Dataset records of document pages:
┌────────

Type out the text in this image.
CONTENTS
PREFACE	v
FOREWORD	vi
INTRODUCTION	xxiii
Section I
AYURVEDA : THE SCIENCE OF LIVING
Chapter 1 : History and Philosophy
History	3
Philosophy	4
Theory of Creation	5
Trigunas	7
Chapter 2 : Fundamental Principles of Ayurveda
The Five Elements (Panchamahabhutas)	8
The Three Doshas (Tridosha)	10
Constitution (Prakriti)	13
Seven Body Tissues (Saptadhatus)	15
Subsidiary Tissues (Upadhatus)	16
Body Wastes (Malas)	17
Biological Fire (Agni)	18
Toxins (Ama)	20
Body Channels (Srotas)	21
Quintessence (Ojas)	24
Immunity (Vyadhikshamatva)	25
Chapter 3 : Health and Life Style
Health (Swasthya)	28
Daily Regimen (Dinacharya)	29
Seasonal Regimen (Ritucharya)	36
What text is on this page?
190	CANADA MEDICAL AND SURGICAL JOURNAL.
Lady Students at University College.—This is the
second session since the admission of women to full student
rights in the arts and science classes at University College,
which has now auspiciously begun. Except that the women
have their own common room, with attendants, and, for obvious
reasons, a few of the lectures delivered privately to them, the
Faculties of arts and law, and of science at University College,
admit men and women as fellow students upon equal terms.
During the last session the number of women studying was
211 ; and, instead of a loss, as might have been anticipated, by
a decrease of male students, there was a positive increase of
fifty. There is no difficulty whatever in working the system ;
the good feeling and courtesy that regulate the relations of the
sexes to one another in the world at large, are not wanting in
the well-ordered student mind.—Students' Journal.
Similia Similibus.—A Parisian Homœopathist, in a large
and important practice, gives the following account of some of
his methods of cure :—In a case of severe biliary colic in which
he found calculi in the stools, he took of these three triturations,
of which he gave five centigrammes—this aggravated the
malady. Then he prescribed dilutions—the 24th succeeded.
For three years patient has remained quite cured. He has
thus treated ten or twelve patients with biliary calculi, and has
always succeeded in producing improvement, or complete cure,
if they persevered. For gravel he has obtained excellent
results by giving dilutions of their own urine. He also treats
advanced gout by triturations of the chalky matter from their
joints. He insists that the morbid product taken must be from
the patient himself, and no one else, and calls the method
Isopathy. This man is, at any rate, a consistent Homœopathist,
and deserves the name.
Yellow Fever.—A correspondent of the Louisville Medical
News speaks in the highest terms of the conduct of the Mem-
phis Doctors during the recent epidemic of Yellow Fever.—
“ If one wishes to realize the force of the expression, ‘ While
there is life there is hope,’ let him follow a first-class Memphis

└────────

Exercise details: Now copy each line of the entries that mentions "Philosophy".

Task answer:
Chapter 1 : History and Philosophy
Philosophy	4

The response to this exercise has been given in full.